INPUT DATA
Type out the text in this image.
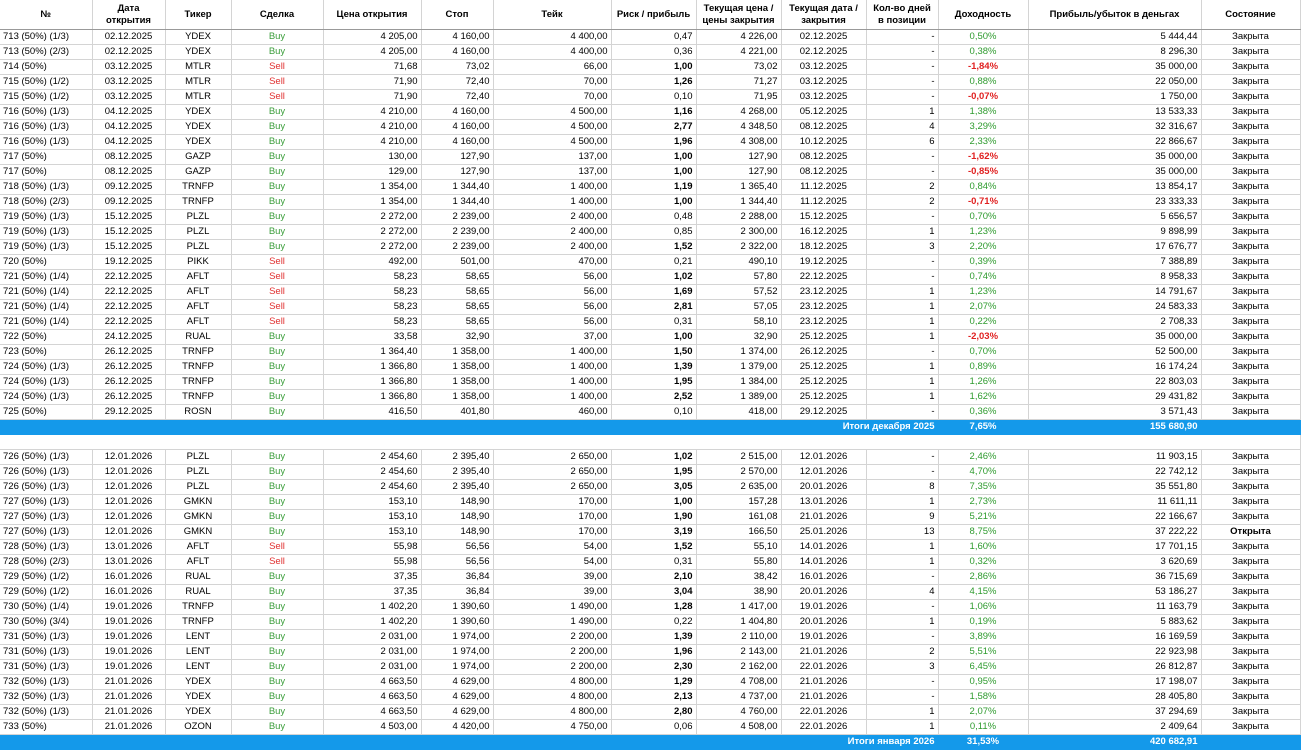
№	Дата открытия	Тикер	Сделка	Цена открытия	Стоп	Тейк	Риск / прибыль	Текущая цена / цены закрытия	Текущая дата / закрытия	Кол-во дней в позиции	Доходность	Прибыль/убыток в деньгах	Состояние
713 (50%) (1/3)	02.12.2025	YDEX	Buy	4 205,00	4 160,00	4 400,00	0,47	4 226,00	02.12.2025	-	0,50%	5 444,44	Закрыта
713 (50%) (2/3)	02.12.2025	YDEX	Buy	4 205,00	4 160,00	4 400,00	0,36	4 221,00	02.12.2025	-	0,38%	8 296,30	Закрыта
714 (50%)	03.12.2025	MTLR	Sell	71,68	73,02	66,00	1,00	73,02	03.12.2025	-	-1,84%	35 000,00	Закрыта
715 (50%) (1/2)	03.12.2025	MTLR	Sell	71,90	72,40	70,00	1,26	71,27	03.12.2025	-	0,88%	22 050,00	Закрыта
715 (50%) (1/2)	03.12.2025	MTLR	Sell	71,90	72,40	70,00	0,10	71,95	03.12.2025	-	-0,07%	1 750,00	Закрыта
716 (50%) (1/3)	04.12.2025	YDEX	Buy	4 210,00	4 160,00	4 500,00	1,16	4 268,00	05.12.2025	1	1,38%	13 533,33	Закрыта
716 (50%) (1/3)	04.12.2025	YDEX	Buy	4 210,00	4 160,00	4 500,00	2,77	4 348,50	08.12.2025	4	3,29%	32 316,67	Закрыта
716 (50%) (1/3)	04.12.2025	YDEX	Buy	4 210,00	4 160,00	4 500,00	1,96	4 308,00	10.12.2025	6	2,33%	22 866,67	Закрыта
717 (50%)	08.12.2025	GAZP	Buy	130,00	127,90	137,00	1,00	127,90	08.12.2025	-	-1,62%	35 000,00	Закрыта
717 (50%)	08.12.2025	GAZP	Buy	129,00	127,90	137,00	1,00	127,90	08.12.2025	-	-0,85%	35 000,00	Закрыта
718 (50%) (1/3)	09.12.2025	TRNFP	Buy	1 354,00	1 344,40	1 400,00	1,19	1 365,40	11.12.2025	2	0,84%	13 854,17	Закрыта
718 (50%) (2/3)	09.12.2025	TRNFP	Buy	1 354,00	1 344,40	1 400,00	1,00	1 344,40	11.12.2025	2	-0,71%	23 333,33	Закрыта
719 (50%) (1/3)	15.12.2025	PLZL	Buy	2 272,00	2 239,00	2 400,00	0,48	2 288,00	15.12.2025	-	0,70%	5 656,57	Закрыта
719 (50%) (1/3)	15.12.2025	PLZL	Buy	2 272,00	2 239,00	2 400,00	0,85	2 300,00	16.12.2025	1	1,23%	9 898,99	Закрыта
719 (50%) (1/3)	15.12.2025	PLZL	Buy	2 272,00	2 239,00	2 400,00	1,52	2 322,00	18.12.2025	3	2,20%	17 676,77	Закрыта
720 (50%)	19.12.2025	PIKK	Sell	492,00	501,00	470,00	0,21	490,10	19.12.2025	-	0,39%	7 388,89	Закрыта
721 (50%) (1/4)	22.12.2025	AFLT	Sell	58,23	58,65	56,00	1,02	57,80	22.12.2025	-	0,74%	8 958,33	Закрыта
721 (50%) (1/4)	22.12.2025	AFLT	Sell	58,23	58,65	56,00	1,69	57,52	23.12.2025	1	1,23%	14 791,67	Закрыта
721 (50%) (1/4)	22.12.2025	AFLT	Sell	58,23	58,65	56,00	2,81	57,05	23.12.2025	1	2,07%	24 583,33	Закрыта
721 (50%) (1/4)	22.12.2025	AFLT	Sell	58,23	58,65	56,00	0,31	58,10	23.12.2025	1	0,22%	2 708,33	Закрыта
722 (50%)	24.12.2025	RUAL	Buy	33,58	32,90	37,00	1,00	32,90	25.12.2025	1	-2,03%	35 000,00	Закрыта
723 (50%)	26.12.2025	TRNFP	Buy	1 364,40	1 358,00	1 400,00	1,50	1 374,00	26.12.2025	-	0,70%	52 500,00	Закрыта
724 (50%) (1/3)	26.12.2025	TRNFP	Buy	1 366,80	1 358,00	1 400,00	1,39	1 379,00	25.12.2025	1	0,89%	16 174,24	Закрыта
724 (50%) (1/3)	26.12.2025	TRNFP	Buy	1 366,80	1 358,00	1 400,00	1,95	1 384,00	25.12.2025	1	1,26%	22 803,03	Закрыта
724 (50%) (1/3)	26.12.2025	TRNFP	Buy	1 366,80	1 358,00	1 400,00	2,52	1 389,00	25.12.2025	1	1,62%	29 431,82	Закрыта
725 (50%)	29.12.2025	ROSN	Buy	416,50	401,80	460,00	0,10	418,00	29.12.2025	-	0,36%	3 571,43	Закрыта
Итоги декабря 2025											7,65%	155 680,90	

726 (50%) (1/3)	12.01.2026	PLZL	Buy	2 454,60	2 395,40	2 650,00	1,02	2 515,00	12.01.2026	-	2,46%	11 903,15	Закрыта
726 (50%) (1/3)	12.01.2026	PLZL	Buy	2 454,60	2 395,40	2 650,00	1,95	2 570,00	12.01.2026	-	4,70%	22 742,12	Закрыта
726 (50%) (1/3)	12.01.2026	PLZL	Buy	2 454,60	2 395,40	2 650,00	3,05	2 635,00	20.01.2026	8	7,35%	35 551,80	Закрыта
727 (50%) (1/3)	12.01.2026	GMKN	Buy	153,10	148,90	170,00	1,00	157,28	13.01.2026	1	2,73%	11 611,11	Закрыта
727 (50%) (1/3)	12.01.2026	GMKN	Buy	153,10	148,90	170,00	1,90	161,08	21.01.2026	9	5,21%	22 166,67	Закрыта
727 (50%) (1/3)	12.01.2026	GMKN	Buy	153,10	148,90	170,00	3,19	166,50	25.01.2026	13	8,75%	37 222,22	Открыта
728 (50%) (1/3)	13.01.2026	AFLT	Sell	55,98	56,56	54,00	1,52	55,10	14.01.2026	1	1,60%	17 701,15	Закрыта
728 (50%) (2/3)	13.01.2026	AFLT	Sell	55,98	56,56	54,00	0,31	55,80	14.01.2026	1	0,32%	3 620,69	Закрыта
729 (50%) (1/2)	16.01.2026	RUAL	Buy	37,35	36,84	39,00	2,10	38,42	16.01.2026	-	2,86%	36 715,69	Закрыта
729 (50%) (1/2)	16.01.2026	RUAL	Buy	37,35	36,84	39,00	3,04	38,90	20.01.2026	4	4,15%	53 186,27	Закрыта
730 (50%) (1/4)	19.01.2026	TRNFP	Buy	1 402,20	1 390,60	1 490,00	1,28	1 417,00	19.01.2026	-	1,06%	11 163,79	Закрыта
730 (50%) (3/4)	19.01.2026	TRNFP	Buy	1 402,20	1 390,60	1 490,00	0,22	1 404,80	20.01.2026	1	0,19%	5 883,62	Закрыта
731 (50%) (1/3)	19.01.2026	LENT	Buy	2 031,00	1 974,00	2 200,00	1,39	2 110,00	19.01.2026	-	3,89%	16 169,59	Закрыта
731 (50%) (1/3)	19.01.2026	LENT	Buy	2 031,00	1 974,00	2 200,00	1,96	2 143,00	21.01.2026	2	5,51%	22 923,98	Закрыта
731 (50%) (1/3)	19.01.2026	LENT	Buy	2 031,00	1 974,00	2 200,00	2,30	2 162,00	22.01.2026	3	6,45%	26 812,87	Закрыта
732 (50%) (1/3)	21.01.2026	YDEX	Buy	4 663,50	4 629,00	4 800,00	1,29	4 708,00	21.01.2026	-	0,95%	17 198,07	Закрыта
732 (50%) (1/3)	21.01.2026	YDEX	Buy	4 663,50	4 629,00	4 800,00	2,13	4 737,00	21.01.2026	-	1,58%	28 405,80	Закрыта
732 (50%) (1/3)	21.01.2026	YDEX	Buy	4 663,50	4 629,00	4 800,00	2,80	4 760,00	22.01.2026	1	2,07%	37 294,69	Закрыта
733 (50%)	21.01.2026	OZON	Buy	4 503,00	4 420,00	4 750,00	0,06	4 508,00	22.01.2026	1	0,11%	2 409,64	Закрыта
Итоги января 2026											31,53%	420 682,91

TASK GOAL
Whenever "PLZL" turns up in a line, pick that line out.

SOLUTION TO THIS TASK
719 (50%) (1/3)	15.12.2025	PLZL	Buy	2 272,00	2 239,00	2 400,00	0,48	2 288,00	15.12.2025	-	0,70%	5 656,57	Закрыта
719 (50%) (1/3)	15.12.2025	PLZL	Buy	2 272,00	2 239,00	2 400,00	0,85	2 300,00	16.12.2025	1	1,23%	9 898,99	Закрыта
719 (50%) (1/3)	15.12.2025	PLZL	Buy	2 272,00	2 239,00	2 400,00	1,52	2 322,00	18.12.2025	3	2,20%	17 676,77	Закрыта
726 (50%) (1/3)	12.01.2026	PLZL	Buy	2 454,60	2 395,40	2 650,00	1,02	2 515,00	12.01.2026	-	2,46%	11 903,15	Закрыта
726 (50%) (1/3)	12.01.2026	PLZL	Buy	2 454,60	2 395,40	2 650,00	1,95	2 570,00	12.01.2026	-	4,70%	22 742,12	Закрыта
726 (50%) (1/3)	12.01.2026	PLZL	Buy	2 454,60	2 395,40	2 650,00	3,05	2 635,00	20.01.2026	8	7,35%	35 551,80	Закрыта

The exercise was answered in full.